##### The input
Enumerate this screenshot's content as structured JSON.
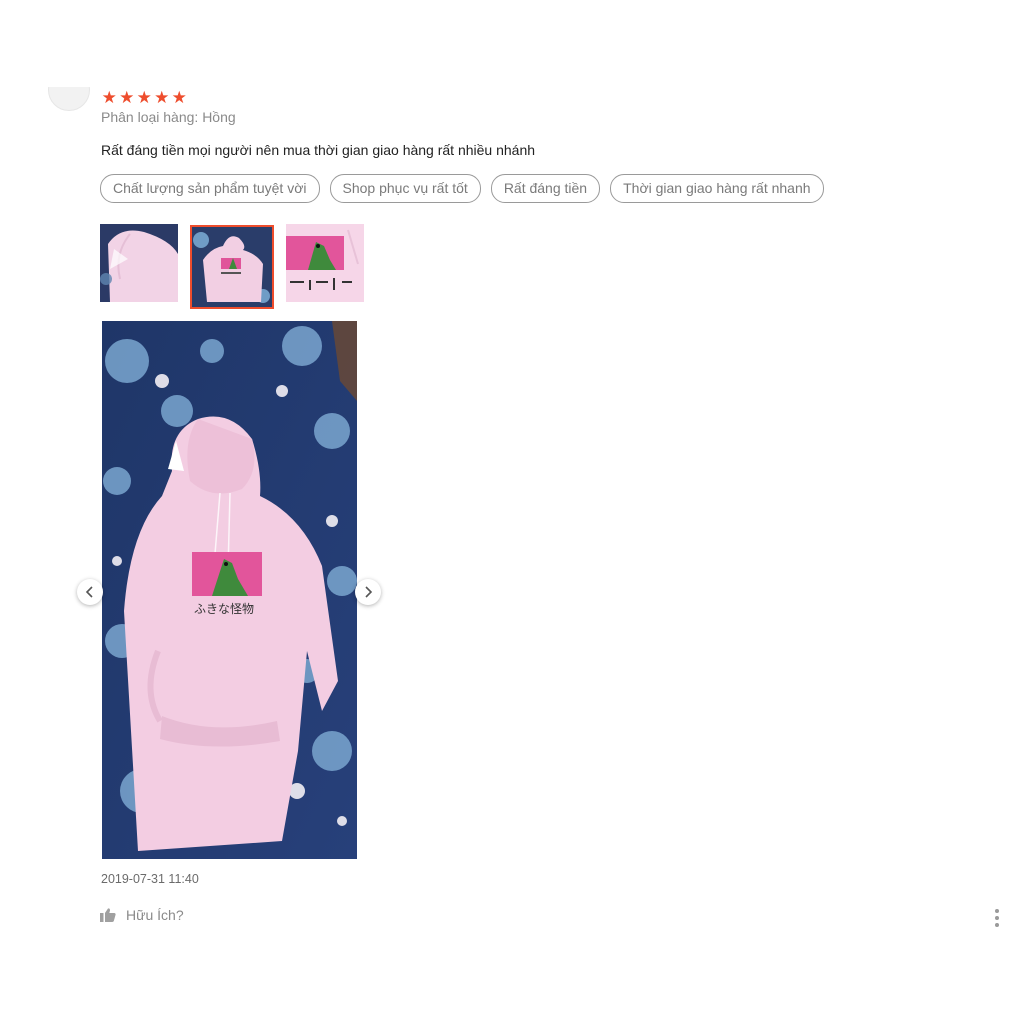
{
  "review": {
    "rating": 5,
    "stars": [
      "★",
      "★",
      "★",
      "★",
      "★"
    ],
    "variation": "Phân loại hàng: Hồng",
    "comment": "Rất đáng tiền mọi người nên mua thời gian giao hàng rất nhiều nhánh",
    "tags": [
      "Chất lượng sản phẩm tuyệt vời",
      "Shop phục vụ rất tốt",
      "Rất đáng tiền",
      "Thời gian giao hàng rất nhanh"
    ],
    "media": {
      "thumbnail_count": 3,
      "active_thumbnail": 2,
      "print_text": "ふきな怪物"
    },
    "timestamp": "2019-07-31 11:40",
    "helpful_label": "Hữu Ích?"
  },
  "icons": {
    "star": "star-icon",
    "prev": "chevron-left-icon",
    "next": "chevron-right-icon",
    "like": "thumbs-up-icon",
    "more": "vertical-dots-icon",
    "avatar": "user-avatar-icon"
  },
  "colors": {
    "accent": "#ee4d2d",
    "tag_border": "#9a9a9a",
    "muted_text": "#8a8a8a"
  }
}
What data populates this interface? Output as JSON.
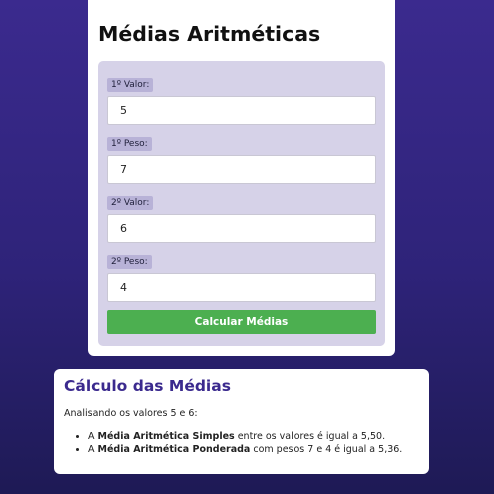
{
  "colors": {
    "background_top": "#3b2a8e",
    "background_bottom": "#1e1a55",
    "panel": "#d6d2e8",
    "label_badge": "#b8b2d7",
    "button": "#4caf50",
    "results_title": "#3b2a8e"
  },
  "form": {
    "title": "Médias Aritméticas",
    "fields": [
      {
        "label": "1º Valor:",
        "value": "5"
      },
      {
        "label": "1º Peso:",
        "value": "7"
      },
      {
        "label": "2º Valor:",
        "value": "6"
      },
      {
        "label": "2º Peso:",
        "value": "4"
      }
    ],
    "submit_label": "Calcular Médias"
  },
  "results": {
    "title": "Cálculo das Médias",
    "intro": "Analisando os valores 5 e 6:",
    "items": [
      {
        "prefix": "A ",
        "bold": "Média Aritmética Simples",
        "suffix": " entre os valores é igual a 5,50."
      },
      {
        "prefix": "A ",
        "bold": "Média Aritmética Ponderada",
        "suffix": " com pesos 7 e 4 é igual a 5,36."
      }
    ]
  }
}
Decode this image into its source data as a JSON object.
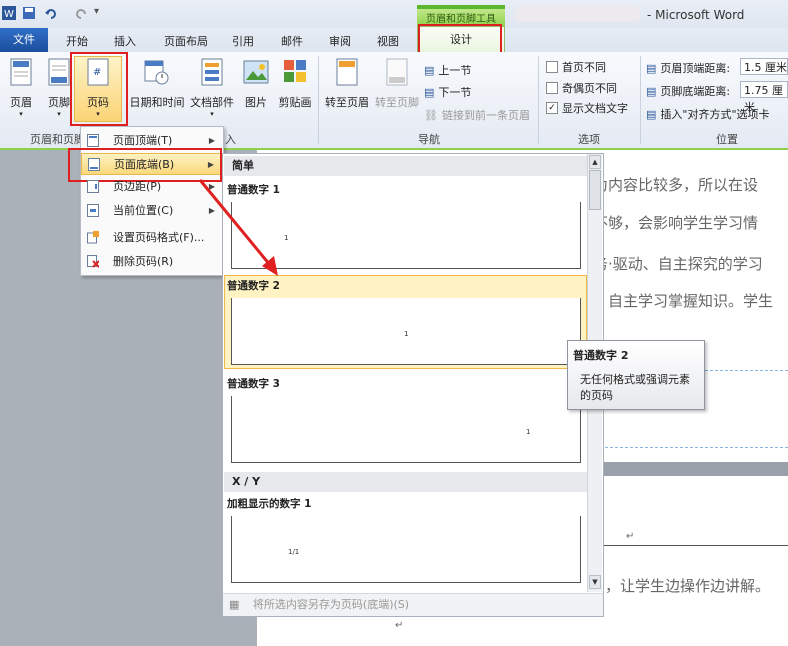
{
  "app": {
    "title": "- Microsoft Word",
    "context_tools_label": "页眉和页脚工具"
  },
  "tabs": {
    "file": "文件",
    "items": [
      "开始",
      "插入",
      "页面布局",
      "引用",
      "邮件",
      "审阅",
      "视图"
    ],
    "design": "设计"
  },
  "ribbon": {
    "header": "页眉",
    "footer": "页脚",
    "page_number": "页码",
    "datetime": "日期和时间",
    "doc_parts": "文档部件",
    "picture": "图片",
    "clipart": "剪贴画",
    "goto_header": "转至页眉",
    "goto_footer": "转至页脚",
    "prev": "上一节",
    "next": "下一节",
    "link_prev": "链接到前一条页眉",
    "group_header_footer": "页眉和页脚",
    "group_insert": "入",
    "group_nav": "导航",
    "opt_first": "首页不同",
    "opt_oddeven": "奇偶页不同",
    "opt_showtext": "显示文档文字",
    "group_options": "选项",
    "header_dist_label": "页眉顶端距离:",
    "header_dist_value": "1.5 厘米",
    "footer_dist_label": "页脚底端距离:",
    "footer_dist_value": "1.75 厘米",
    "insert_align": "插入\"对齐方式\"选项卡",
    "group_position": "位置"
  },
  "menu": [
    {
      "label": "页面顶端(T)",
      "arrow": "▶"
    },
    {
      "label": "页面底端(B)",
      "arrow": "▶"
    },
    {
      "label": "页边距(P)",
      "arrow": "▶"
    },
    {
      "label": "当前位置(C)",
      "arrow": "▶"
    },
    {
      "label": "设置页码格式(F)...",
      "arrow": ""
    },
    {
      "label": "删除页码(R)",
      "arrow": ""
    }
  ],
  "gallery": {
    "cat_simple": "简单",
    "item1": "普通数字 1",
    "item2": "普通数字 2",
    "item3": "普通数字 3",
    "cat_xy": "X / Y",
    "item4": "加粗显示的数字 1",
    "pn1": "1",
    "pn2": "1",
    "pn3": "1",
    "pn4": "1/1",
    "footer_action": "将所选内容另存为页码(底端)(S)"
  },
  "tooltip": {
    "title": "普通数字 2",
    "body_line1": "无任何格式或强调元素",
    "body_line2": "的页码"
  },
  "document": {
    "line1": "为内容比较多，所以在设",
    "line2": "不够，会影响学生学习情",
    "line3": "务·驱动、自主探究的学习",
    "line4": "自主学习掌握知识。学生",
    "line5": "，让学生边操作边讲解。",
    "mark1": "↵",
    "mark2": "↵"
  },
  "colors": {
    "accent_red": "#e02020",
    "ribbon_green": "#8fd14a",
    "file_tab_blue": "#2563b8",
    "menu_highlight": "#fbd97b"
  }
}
##########
##### The input
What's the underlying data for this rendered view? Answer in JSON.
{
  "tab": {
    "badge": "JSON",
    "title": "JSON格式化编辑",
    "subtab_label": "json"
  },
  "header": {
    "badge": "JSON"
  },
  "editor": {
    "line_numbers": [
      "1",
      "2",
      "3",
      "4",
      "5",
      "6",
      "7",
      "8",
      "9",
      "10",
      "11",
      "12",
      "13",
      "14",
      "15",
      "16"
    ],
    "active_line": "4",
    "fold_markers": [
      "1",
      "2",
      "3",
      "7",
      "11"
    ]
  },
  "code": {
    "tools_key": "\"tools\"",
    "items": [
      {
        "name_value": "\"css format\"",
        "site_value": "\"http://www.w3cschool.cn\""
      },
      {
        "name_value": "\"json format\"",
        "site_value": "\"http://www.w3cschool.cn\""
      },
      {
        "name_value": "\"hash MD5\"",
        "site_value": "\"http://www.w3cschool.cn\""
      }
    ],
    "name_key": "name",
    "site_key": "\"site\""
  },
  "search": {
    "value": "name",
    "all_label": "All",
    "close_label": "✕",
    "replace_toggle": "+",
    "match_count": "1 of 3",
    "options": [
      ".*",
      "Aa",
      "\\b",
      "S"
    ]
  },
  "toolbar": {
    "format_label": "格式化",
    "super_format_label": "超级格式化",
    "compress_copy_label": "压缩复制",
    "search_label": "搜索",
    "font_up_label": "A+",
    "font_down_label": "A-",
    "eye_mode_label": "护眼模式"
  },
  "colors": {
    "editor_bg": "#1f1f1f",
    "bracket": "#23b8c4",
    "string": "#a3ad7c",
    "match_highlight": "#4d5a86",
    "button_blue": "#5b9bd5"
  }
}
##########
### What is needed
Scan the material and collect every line that contains "data".

### The answer
What data populates this interface? Output as JSON.
Decode this image into its source data as a JSON object.
What's the underlying data for this rendered view? Answer in JSON.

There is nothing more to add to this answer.